┌──
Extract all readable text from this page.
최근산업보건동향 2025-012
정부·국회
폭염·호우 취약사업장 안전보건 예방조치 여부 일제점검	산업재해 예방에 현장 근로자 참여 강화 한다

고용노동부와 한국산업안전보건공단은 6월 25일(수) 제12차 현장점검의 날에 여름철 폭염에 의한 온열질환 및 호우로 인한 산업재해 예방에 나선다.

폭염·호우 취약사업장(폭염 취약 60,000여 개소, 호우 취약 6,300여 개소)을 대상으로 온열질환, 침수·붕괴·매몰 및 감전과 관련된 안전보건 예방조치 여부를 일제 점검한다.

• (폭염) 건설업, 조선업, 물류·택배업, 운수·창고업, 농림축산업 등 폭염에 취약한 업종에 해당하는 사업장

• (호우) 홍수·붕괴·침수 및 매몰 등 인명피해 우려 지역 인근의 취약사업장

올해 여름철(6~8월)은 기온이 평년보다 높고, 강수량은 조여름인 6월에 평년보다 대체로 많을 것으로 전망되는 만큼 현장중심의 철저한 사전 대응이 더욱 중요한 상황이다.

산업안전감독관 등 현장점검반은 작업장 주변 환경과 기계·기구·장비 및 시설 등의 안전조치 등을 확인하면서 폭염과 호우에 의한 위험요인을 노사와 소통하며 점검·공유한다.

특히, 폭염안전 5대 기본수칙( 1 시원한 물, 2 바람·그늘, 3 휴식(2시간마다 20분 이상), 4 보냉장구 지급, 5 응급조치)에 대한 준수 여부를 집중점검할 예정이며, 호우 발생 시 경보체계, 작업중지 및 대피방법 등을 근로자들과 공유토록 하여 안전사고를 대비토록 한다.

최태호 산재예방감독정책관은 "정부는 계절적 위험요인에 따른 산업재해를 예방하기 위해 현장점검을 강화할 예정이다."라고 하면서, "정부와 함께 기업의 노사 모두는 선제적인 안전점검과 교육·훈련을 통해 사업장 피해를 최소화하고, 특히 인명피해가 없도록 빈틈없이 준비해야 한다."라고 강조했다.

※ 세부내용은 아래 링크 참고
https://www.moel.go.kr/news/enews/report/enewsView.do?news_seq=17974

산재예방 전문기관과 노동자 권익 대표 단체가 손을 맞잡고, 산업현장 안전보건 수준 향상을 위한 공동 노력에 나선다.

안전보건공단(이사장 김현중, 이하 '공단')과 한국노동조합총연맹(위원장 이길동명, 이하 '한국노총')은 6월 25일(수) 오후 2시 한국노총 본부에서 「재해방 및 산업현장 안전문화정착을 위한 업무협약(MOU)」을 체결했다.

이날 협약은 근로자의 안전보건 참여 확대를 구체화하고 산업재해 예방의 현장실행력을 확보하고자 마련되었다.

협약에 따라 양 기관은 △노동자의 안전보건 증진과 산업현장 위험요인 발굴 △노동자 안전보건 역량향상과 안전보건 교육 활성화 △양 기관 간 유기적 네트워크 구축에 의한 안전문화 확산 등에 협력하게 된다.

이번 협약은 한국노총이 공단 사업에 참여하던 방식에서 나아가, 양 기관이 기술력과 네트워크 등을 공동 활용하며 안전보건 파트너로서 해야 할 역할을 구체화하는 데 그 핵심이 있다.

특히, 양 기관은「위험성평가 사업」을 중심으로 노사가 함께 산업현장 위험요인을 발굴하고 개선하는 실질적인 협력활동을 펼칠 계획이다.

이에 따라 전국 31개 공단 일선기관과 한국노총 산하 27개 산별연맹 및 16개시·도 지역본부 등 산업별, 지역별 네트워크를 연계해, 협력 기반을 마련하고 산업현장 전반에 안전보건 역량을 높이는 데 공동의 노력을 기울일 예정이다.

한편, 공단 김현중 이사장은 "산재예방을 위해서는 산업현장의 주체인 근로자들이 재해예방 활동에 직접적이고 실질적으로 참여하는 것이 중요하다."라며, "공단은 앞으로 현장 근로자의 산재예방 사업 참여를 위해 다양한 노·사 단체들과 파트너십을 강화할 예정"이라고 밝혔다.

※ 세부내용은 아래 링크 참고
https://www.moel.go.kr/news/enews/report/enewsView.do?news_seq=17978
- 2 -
└──
§ WHAT THE TASK ASKS
Which lines in the data above contain "enewsView"? Show each one.

§ SOLUTION TO THE PROBLEM
https://www.moel.go.kr/news/enews/report/enewsView.do?news_seq=17974
https://www.moel.go.kr/news/enews/report/enewsView.do?news_seq=17978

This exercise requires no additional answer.